Stored data
------------------------------

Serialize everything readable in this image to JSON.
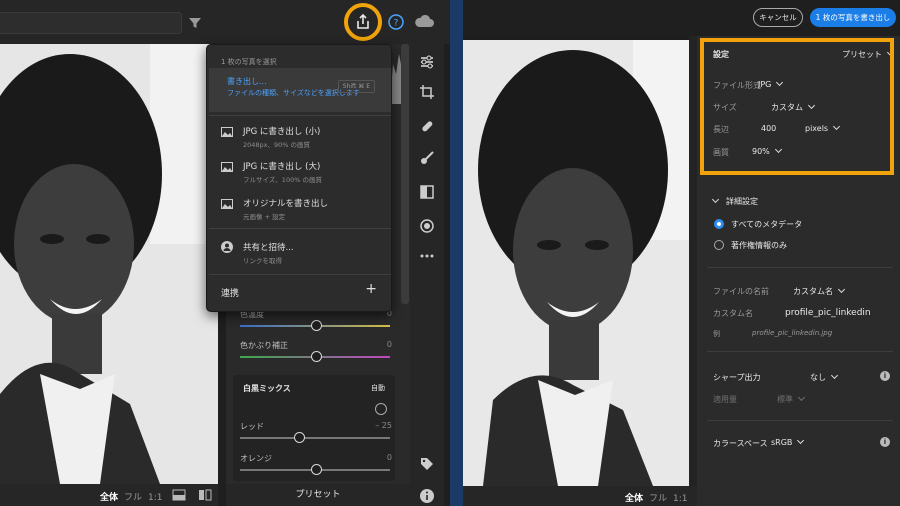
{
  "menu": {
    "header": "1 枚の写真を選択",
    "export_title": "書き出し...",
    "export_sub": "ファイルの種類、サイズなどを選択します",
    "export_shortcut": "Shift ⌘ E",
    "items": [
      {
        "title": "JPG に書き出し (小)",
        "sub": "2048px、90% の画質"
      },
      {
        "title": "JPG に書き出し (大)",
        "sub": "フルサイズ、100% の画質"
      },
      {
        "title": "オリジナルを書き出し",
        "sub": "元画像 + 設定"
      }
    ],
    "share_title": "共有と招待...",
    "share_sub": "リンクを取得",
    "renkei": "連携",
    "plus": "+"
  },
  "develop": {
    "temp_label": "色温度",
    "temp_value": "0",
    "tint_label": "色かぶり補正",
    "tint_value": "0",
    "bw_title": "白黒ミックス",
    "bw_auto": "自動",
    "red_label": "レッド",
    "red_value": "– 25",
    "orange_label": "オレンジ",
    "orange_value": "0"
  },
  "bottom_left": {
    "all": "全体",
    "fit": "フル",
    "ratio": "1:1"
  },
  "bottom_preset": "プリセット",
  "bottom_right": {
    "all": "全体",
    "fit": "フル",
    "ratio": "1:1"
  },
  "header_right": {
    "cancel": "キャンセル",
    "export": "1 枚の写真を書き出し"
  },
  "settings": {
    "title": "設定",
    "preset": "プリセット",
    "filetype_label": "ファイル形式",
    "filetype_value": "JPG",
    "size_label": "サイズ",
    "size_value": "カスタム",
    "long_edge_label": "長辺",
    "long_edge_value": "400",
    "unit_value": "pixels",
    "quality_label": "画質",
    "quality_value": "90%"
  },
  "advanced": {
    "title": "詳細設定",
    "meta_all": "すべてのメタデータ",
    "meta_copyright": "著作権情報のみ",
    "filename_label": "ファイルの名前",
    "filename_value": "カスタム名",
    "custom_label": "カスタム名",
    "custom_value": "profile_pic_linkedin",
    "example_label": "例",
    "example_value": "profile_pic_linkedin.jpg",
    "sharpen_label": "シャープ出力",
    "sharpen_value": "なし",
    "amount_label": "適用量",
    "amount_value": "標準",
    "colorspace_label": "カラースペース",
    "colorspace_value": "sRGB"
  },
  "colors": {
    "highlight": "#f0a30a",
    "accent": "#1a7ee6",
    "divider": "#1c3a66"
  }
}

------------------------------

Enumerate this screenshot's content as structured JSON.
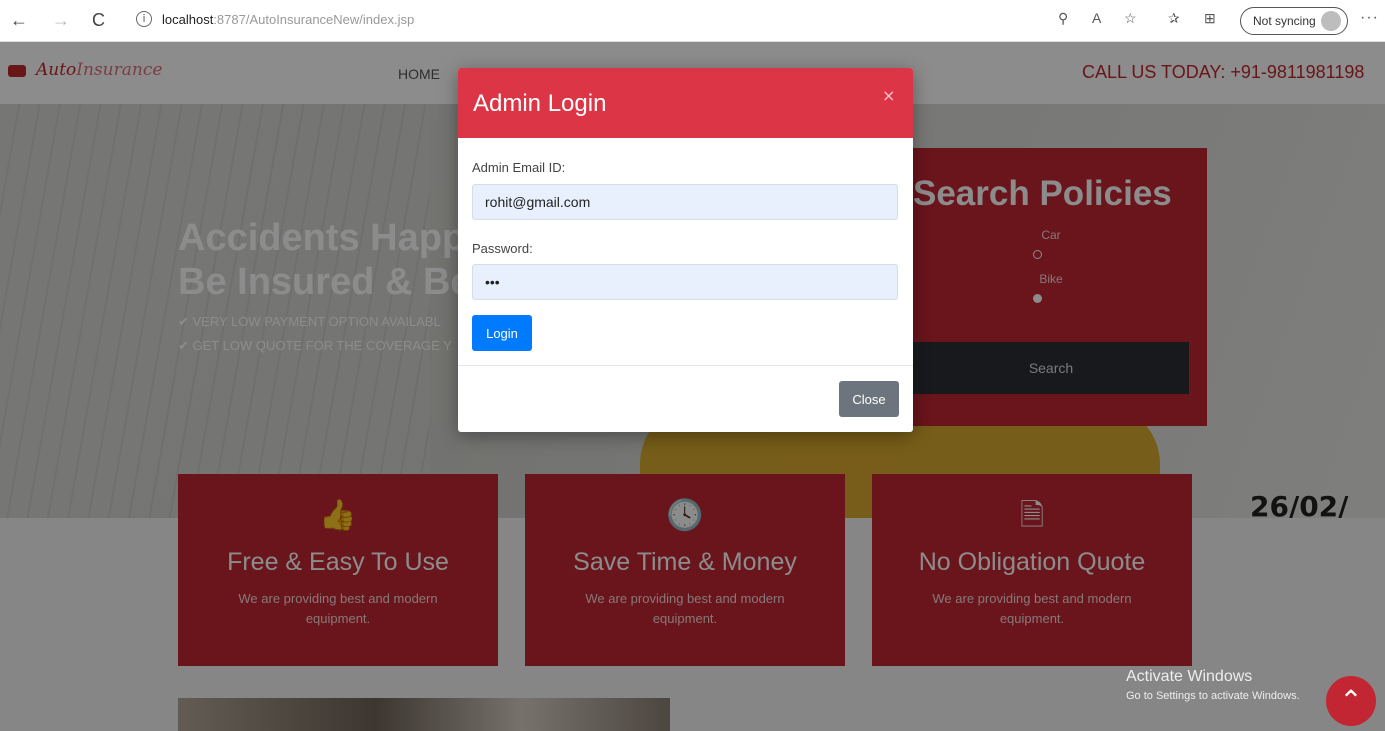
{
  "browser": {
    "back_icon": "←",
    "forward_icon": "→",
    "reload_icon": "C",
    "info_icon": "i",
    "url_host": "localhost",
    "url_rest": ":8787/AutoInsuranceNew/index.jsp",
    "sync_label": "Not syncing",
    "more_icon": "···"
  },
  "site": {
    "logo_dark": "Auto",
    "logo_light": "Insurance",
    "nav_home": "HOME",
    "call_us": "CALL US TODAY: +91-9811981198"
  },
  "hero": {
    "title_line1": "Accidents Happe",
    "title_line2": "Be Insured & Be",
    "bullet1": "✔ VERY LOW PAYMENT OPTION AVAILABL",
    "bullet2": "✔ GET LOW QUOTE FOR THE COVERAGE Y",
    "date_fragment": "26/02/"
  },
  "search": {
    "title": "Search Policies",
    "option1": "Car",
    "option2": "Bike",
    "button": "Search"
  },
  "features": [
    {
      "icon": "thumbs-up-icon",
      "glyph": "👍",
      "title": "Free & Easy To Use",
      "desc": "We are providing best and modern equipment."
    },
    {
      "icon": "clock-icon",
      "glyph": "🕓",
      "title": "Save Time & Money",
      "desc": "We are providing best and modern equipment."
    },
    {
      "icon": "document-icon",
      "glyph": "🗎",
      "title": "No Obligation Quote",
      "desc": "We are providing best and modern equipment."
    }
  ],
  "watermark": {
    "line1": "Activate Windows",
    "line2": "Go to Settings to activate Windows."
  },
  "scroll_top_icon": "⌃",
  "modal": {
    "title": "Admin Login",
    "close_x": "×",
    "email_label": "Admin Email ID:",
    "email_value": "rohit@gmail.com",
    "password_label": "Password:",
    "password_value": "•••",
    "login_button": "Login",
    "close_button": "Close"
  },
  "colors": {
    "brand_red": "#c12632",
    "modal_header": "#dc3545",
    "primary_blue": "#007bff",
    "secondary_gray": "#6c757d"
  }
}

------------------------------

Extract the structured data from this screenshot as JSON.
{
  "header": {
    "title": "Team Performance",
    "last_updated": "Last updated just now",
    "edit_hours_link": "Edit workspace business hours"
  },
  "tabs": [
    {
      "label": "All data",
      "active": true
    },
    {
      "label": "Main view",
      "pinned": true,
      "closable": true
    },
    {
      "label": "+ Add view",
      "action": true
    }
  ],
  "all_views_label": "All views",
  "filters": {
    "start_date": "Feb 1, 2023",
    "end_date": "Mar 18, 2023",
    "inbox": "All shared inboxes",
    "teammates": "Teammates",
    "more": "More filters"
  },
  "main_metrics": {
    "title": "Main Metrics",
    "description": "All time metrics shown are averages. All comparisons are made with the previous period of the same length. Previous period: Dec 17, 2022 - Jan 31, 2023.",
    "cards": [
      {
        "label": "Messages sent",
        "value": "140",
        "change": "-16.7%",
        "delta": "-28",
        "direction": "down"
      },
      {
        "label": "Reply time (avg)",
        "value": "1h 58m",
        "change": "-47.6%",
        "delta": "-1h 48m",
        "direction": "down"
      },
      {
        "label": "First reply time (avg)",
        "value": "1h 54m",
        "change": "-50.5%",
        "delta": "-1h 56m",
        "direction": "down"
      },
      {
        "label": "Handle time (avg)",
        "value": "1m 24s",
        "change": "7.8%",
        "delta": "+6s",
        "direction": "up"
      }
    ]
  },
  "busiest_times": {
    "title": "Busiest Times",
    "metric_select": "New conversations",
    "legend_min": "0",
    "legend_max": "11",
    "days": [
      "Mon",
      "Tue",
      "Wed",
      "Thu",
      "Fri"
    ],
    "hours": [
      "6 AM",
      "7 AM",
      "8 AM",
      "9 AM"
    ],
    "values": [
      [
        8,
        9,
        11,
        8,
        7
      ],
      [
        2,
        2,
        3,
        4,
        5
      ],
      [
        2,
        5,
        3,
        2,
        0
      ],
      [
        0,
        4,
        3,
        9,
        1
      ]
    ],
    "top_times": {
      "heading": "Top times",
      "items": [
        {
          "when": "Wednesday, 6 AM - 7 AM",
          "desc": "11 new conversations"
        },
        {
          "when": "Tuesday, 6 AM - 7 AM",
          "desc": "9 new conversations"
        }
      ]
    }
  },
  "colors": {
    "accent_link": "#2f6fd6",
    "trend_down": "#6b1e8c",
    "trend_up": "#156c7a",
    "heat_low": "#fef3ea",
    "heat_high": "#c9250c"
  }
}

------------------------------

STATED EXERCISE
Work through the data and report how many of its lines hold the word "Admin", giving only the figure.

SOLUTION TO THE PROBLEM
2